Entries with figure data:
┌──

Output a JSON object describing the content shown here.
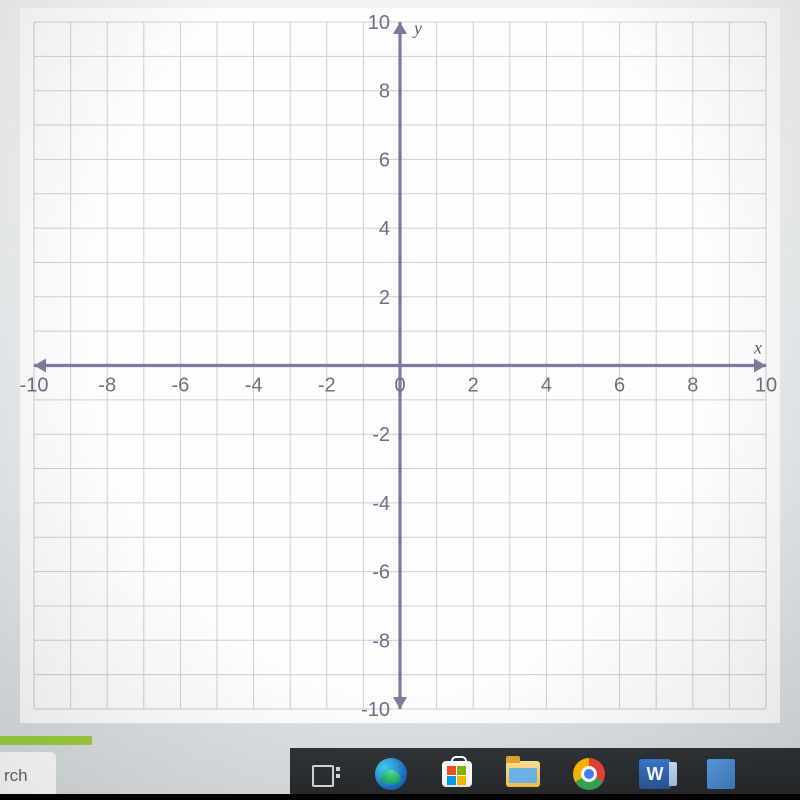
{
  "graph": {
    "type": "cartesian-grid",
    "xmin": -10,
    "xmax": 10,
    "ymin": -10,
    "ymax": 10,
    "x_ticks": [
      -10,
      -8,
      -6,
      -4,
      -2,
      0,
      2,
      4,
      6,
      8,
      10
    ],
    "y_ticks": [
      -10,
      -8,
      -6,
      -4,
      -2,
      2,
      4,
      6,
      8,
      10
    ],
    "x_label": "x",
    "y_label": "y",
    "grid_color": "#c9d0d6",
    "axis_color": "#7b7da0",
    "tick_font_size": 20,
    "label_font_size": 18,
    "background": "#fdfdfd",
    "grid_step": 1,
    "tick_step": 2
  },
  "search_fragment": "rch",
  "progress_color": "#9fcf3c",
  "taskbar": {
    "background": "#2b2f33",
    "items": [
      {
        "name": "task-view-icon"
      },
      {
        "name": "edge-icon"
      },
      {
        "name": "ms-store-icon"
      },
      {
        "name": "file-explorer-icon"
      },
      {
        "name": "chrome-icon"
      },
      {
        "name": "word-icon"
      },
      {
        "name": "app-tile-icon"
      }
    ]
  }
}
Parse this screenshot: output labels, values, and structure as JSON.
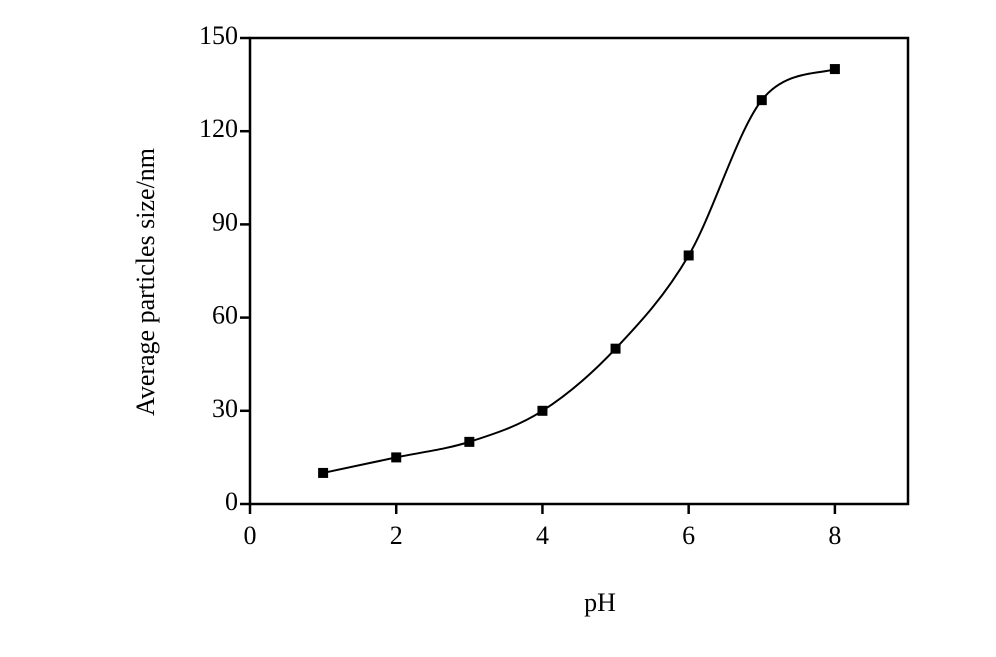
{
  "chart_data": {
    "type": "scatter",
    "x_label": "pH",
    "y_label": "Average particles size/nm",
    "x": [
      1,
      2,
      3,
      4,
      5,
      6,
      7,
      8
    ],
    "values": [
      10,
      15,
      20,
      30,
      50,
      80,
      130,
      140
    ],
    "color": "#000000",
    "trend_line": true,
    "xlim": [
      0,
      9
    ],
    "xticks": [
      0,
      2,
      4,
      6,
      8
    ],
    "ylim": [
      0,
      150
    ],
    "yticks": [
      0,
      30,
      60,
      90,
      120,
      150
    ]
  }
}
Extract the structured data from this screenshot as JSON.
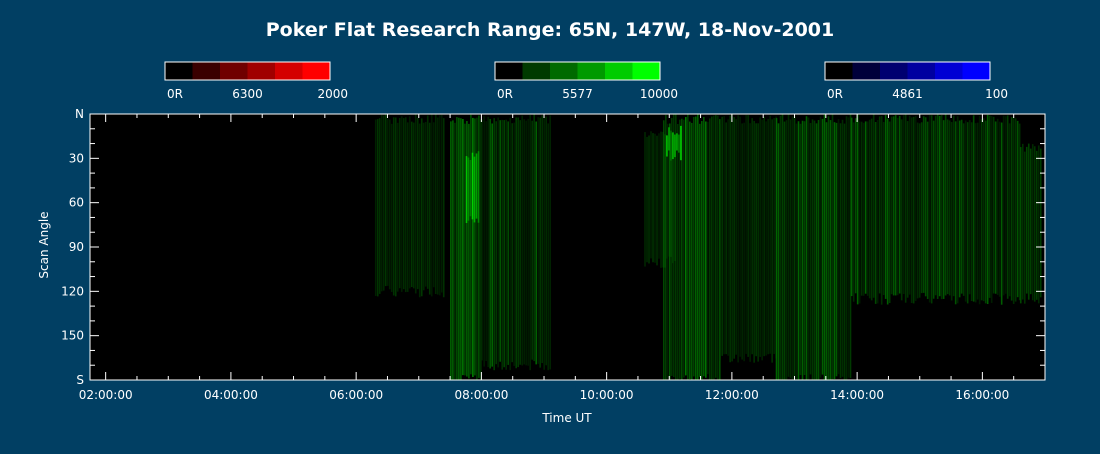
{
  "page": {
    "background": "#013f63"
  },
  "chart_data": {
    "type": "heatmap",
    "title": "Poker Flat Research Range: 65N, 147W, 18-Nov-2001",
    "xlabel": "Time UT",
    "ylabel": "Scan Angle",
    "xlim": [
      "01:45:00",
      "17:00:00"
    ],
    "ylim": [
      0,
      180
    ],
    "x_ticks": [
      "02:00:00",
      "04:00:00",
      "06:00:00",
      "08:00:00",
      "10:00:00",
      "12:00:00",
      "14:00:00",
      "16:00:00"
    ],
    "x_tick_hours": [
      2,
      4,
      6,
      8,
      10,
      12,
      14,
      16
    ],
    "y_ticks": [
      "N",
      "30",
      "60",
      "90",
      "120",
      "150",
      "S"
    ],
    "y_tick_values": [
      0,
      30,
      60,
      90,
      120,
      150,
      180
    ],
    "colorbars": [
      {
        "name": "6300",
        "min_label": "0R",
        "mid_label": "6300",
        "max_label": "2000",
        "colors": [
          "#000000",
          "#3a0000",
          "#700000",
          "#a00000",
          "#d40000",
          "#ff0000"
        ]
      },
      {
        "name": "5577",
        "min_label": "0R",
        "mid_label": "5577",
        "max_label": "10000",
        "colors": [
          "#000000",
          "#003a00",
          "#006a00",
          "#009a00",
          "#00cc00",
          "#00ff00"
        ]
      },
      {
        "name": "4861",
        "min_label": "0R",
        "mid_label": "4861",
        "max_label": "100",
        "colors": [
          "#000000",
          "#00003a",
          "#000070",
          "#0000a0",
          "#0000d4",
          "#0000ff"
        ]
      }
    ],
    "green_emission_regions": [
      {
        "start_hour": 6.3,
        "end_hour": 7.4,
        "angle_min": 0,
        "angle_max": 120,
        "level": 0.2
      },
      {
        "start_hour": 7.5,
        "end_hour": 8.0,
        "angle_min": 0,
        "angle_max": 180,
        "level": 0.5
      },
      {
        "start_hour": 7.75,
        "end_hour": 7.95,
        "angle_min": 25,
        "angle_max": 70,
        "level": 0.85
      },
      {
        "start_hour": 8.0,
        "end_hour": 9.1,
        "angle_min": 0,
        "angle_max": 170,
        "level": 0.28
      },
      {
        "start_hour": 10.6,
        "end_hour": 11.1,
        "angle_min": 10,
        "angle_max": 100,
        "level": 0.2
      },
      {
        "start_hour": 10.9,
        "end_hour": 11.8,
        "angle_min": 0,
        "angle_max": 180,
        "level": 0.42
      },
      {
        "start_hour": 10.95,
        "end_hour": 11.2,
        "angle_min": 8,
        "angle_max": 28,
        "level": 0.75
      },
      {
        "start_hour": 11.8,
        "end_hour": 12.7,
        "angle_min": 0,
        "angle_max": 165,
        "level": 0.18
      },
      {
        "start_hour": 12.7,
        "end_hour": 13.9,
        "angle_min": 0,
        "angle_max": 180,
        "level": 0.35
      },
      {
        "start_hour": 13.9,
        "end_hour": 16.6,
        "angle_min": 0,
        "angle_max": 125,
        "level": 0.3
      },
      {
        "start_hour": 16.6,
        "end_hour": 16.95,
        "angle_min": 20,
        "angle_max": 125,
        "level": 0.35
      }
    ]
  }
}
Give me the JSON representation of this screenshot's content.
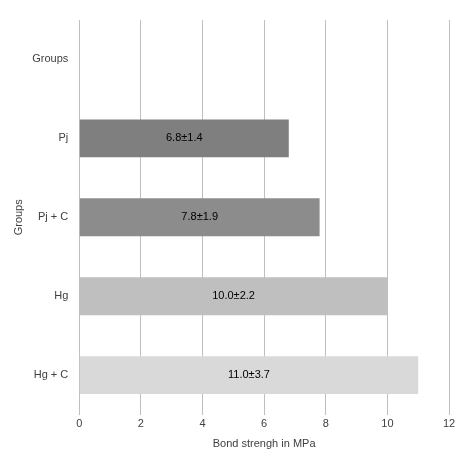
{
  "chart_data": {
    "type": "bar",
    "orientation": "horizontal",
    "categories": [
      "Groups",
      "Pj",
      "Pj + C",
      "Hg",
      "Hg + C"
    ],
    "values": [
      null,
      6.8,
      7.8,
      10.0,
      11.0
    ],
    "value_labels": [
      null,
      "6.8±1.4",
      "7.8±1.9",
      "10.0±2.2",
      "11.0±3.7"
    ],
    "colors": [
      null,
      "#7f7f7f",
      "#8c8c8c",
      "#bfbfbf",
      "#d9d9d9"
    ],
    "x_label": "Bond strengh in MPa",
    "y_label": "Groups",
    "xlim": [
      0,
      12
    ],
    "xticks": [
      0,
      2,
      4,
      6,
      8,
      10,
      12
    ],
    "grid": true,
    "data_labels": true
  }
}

└──

▸ THE REQUEST
Reproduce every record above exactly, but leave out the pictures.

▸ SOLVED EXERCISE
Output a JSON object describing the content shown here.
{
  "graph": {
    "type": "cartesian-grid",
    "xmin": -10,
    "xmax": 10,
    "ymin": -10,
    "ymax": 10,
    "x_ticks": [
      -10,
      -8,
      -6,
      -4,
      -2,
      0,
      2,
      4,
      6,
      8,
      10
    ],
    "y_ticks": [
      -10,
      -8,
      -6,
      -4,
      -2,
      2,
      4,
      6,
      8,
      10
    ],
    "x_label": "x",
    "y_label": "y",
    "grid_color": "#c9d0d6",
    "axis_color": "#7b7da0",
    "tick_font_size": 20,
    "label_font_size": 18,
    "background": "#fdfdfd",
    "grid_step": 1,
    "tick_step": 2
  },
  "search_fragment": "rch",
  "progress_color": "#9fcf3c",
  "taskbar": {
    "background": "#2b2f33",
    "items": [
      {
        "name": "task-view-icon"
      },
      {
        "name": "edge-icon"
      },
      {
        "name": "ms-store-icon"
      },
      {
        "name": "file-explorer-icon"
      },
      {
        "name": "chrome-icon"
      },
      {
        "name": "word-icon"
      },
      {
        "name": "app-tile-icon"
      }
    ]
  }
}
Parse this screenshot: output labels, values, and structure as JSON.
{
  "chart_data": {
    "type": "scatter",
    "x_label": "pH",
    "y_label": "Average particles size/nm",
    "x": [
      1,
      2,
      3,
      4,
      5,
      6,
      7,
      8
    ],
    "values": [
      10,
      15,
      20,
      30,
      50,
      80,
      130,
      140
    ],
    "color": "#000000",
    "trend_line": true,
    "xlim": [
      0,
      9
    ],
    "xticks": [
      0,
      2,
      4,
      6,
      8
    ],
    "ylim": [
      0,
      150
    ],
    "yticks": [
      0,
      30,
      60,
      90,
      120,
      150
    ]
  }
}
Extract the structured data from this screenshot as JSON.
{
  "page": {
    "background": "#013f63"
  },
  "chart_data": {
    "type": "heatmap",
    "title": "Poker Flat Research Range: 65N, 147W, 18-Nov-2001",
    "xlabel": "Time UT",
    "ylabel": "Scan Angle",
    "xlim": [
      "01:45:00",
      "17:00:00"
    ],
    "ylim": [
      0,
      180
    ],
    "x_ticks": [
      "02:00:00",
      "04:00:00",
      "06:00:00",
      "08:00:00",
      "10:00:00",
      "12:00:00",
      "14:00:00",
      "16:00:00"
    ],
    "x_tick_hours": [
      2,
      4,
      6,
      8,
      10,
      12,
      14,
      16
    ],
    "y_ticks": [
      "N",
      "30",
      "60",
      "90",
      "120",
      "150",
      "S"
    ],
    "y_tick_values": [
      0,
      30,
      60,
      90,
      120,
      150,
      180
    ],
    "colorbars": [
      {
        "name": "6300",
        "min_label": "0R",
        "mid_label": "6300",
        "max_label": "2000",
        "colors": [
          "#000000",
          "#3a0000",
          "#700000",
          "#a00000",
          "#d40000",
          "#ff0000"
        ]
      },
      {
        "name": "5577",
        "min_label": "0R",
        "mid_label": "5577",
        "max_label": "10000",
        "colors": [
          "#000000",
          "#003a00",
          "#006a00",
          "#009a00",
          "#00cc00",
          "#00ff00"
        ]
      },
      {
        "name": "4861",
        "min_label": "0R",
        "mid_label": "4861",
        "max_label": "100",
        "colors": [
          "#000000",
          "#00003a",
          "#000070",
          "#0000a0",
          "#0000d4",
          "#0000ff"
        ]
      }
    ],
    "green_emission_regions": [
      {
        "start_hour": 6.3,
        "end_hour": 7.4,
        "angle_min": 0,
        "angle_max": 120,
        "level": 0.2
      },
      {
        "start_hour": 7.5,
        "end_hour": 8.0,
        "angle_min": 0,
        "angle_max": 180,
        "level": 0.5
      },
      {
        "start_hour": 7.75,
        "end_hour": 7.95,
        "angle_min": 25,
        "angle_max": 70,
        "level": 0.85
      },
      {
        "start_hour": 8.0,
        "end_hour": 9.1,
        "angle_min": 0,
        "angle_max": 170,
        "level": 0.28
      },
      {
        "start_hour": 10.6,
        "end_hour": 11.1,
        "angle_min": 10,
        "angle_max": 100,
        "level": 0.2
      },
      {
        "start_hour": 10.9,
        "end_hour": 11.8,
        "angle_min": 0,
        "angle_max": 180,
        "level": 0.42
      },
      {
        "start_hour": 10.95,
        "end_hour": 11.2,
        "angle_min": 8,
        "angle_max": 28,
        "level": 0.75
      },
      {
        "start_hour": 11.8,
        "end_hour": 12.7,
        "angle_min": 0,
        "angle_max": 165,
        "level": 0.18
      },
      {
        "start_hour": 12.7,
        "end_hour": 13.9,
        "angle_min": 0,
        "angle_max": 180,
        "level": 0.35
      },
      {
        "start_hour": 13.9,
        "end_hour": 16.6,
        "angle_min": 0,
        "angle_max": 125,
        "level": 0.3
      },
      {
        "start_hour": 16.6,
        "end_hour": 16.95,
        "angle_min": 20,
        "angle_max": 125,
        "level": 0.35
      }
    ]
  }
}
Give me the JSON representation of this screenshot's content.
{
  "chart_data": {
    "type": "bar",
    "orientation": "horizontal",
    "categories": [
      "Groups",
      "Pj",
      "Pj + C",
      "Hg",
      "Hg + C"
    ],
    "values": [
      null,
      6.8,
      7.8,
      10.0,
      11.0
    ],
    "value_labels": [
      null,
      "6.8±1.4",
      "7.8±1.9",
      "10.0±2.2",
      "11.0±3.7"
    ],
    "colors": [
      null,
      "#7f7f7f",
      "#8c8c8c",
      "#bfbfbf",
      "#d9d9d9"
    ],
    "x_label": "Bond strengh in MPa",
    "y_label": "Groups",
    "xlim": [
      0,
      12
    ],
    "xticks": [
      0,
      2,
      4,
      6,
      8,
      10,
      12
    ],
    "grid": true,
    "data_labels": true
  }
}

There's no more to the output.